Start of Raw data

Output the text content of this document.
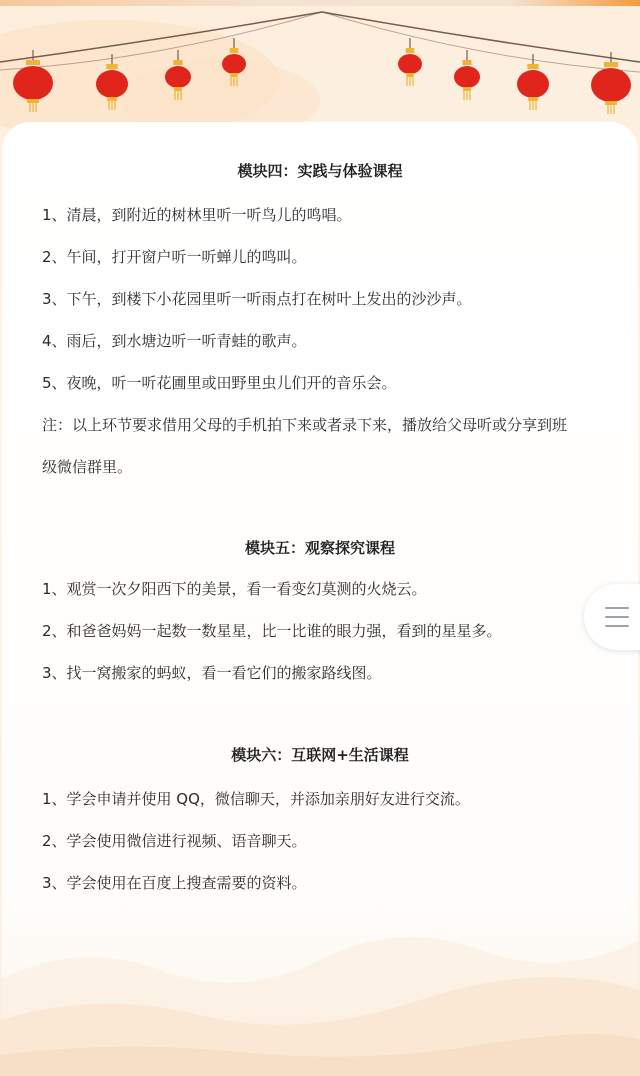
模块四：实践与体验课程
1、清晨，到附近的树林里听一听鸟儿的鸣唱。
2、午间，打开窗户听一听蝉儿的鸣叫。
3、下午，到楼下小花园里听一听雨点打在树叶上发出的沙沙声。
4、雨后，到水塘边听一听青蛙的歌声。
5、夜晚，听一听花圃里或田野里虫儿们开的音乐会。
注：以上环节要求借用父母的手机拍下来或者录下来，播放给父母听或分享到班
级微信群里。
模块五：观察探究课程
1、观赏一次夕阳西下的美景，看一看变幻莫测的火烧云。
2、和爸爸妈妈一起数一数星星，比一比谁的眼力强，看到的星星多。
3、找一窝搬家的蚂蚁，看一看它们的搬家路线图。
模块六：互联网+生活课程
1、学会申请并使用 QQ，微信聊天，并添加亲朋好友进行交流。
2、学会使用微信进行视频、语音聊天。
3、学会使用在百度上搜查需要的资料。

End of Raw data

Aim:
Give the entries again without a single change, but with no pictures.

Task response:
Output the text content of this document.
模块四：实践与体验课程
1、清晨，到附近的树林里听一听鸟儿的鸣唱。
2、午间，打开窗户听一听蝉儿的鸣叫。
3、下午，到楼下小花园里听一听雨点打在树叶上发出的沙沙声。
4、雨后，到水塘边听一听青蛙的歌声。
5、夜晚，听一听花圃里或田野里虫儿们开的音乐会。
注：以上环节要求借用父母的手机拍下来或者录下来，播放给父母听或分享到班
级微信群里。
模块五：观察探究课程
1、观赏一次夕阳西下的美景，看一看变幻莫测的火烧云。
2、和爸爸妈妈一起数一数星星，比一比谁的眼力强，看到的星星多。
3、找一窝搬家的蚂蚁，看一看它们的搬家路线图。
模块六：互联网+生活课程
1、学会申请并使用 QQ，微信聊天，并添加亲朋好友进行交流。
2、学会使用微信进行视频、语音聊天。
3、学会使用在百度上搜查需要的资料。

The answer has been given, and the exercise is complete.